• _Aim_
Gather every line in the records below that contains the word "name".

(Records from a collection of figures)
-*-

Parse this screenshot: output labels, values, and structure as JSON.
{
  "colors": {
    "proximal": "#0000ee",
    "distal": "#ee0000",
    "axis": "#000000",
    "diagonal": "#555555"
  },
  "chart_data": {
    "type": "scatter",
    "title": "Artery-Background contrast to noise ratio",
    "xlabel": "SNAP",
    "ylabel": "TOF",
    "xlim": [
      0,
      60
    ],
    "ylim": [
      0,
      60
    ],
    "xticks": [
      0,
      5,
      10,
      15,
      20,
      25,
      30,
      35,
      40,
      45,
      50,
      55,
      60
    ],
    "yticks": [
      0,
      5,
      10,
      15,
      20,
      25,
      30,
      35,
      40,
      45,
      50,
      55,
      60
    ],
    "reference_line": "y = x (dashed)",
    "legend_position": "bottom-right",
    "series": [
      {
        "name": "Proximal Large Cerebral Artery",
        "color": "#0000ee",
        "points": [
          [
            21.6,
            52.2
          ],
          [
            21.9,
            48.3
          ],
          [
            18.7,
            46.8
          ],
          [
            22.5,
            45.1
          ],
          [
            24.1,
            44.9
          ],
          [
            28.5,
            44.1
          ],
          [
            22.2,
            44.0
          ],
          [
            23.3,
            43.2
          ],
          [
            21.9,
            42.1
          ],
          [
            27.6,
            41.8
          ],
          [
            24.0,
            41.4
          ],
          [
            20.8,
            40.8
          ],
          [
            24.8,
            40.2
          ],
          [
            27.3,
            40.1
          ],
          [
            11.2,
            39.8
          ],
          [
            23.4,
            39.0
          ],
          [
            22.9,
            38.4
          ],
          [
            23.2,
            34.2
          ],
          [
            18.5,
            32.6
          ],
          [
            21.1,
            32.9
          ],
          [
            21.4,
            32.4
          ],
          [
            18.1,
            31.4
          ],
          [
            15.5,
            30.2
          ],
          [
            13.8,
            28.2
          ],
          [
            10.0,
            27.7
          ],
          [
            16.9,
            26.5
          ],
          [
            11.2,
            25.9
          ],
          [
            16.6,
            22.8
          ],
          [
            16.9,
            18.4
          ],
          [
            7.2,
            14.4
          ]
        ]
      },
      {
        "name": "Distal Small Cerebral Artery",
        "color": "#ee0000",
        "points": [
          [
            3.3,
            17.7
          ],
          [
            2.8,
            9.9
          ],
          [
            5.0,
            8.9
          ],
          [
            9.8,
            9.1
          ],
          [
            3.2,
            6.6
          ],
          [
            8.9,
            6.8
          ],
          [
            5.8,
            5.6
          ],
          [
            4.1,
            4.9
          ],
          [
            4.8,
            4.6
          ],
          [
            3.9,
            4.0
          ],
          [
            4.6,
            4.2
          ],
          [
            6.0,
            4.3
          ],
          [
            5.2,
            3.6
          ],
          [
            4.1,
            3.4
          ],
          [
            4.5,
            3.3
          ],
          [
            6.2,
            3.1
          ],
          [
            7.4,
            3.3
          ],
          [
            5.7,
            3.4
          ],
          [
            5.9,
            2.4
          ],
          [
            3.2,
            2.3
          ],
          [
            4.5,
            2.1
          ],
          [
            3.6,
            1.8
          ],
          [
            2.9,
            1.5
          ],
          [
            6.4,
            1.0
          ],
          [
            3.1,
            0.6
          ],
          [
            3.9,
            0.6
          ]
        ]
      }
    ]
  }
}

-*-

• _Response for this exercise_
        "name": "Proximal Large Cerebral Artery",
        "name": "Distal Small Cerebral Artery",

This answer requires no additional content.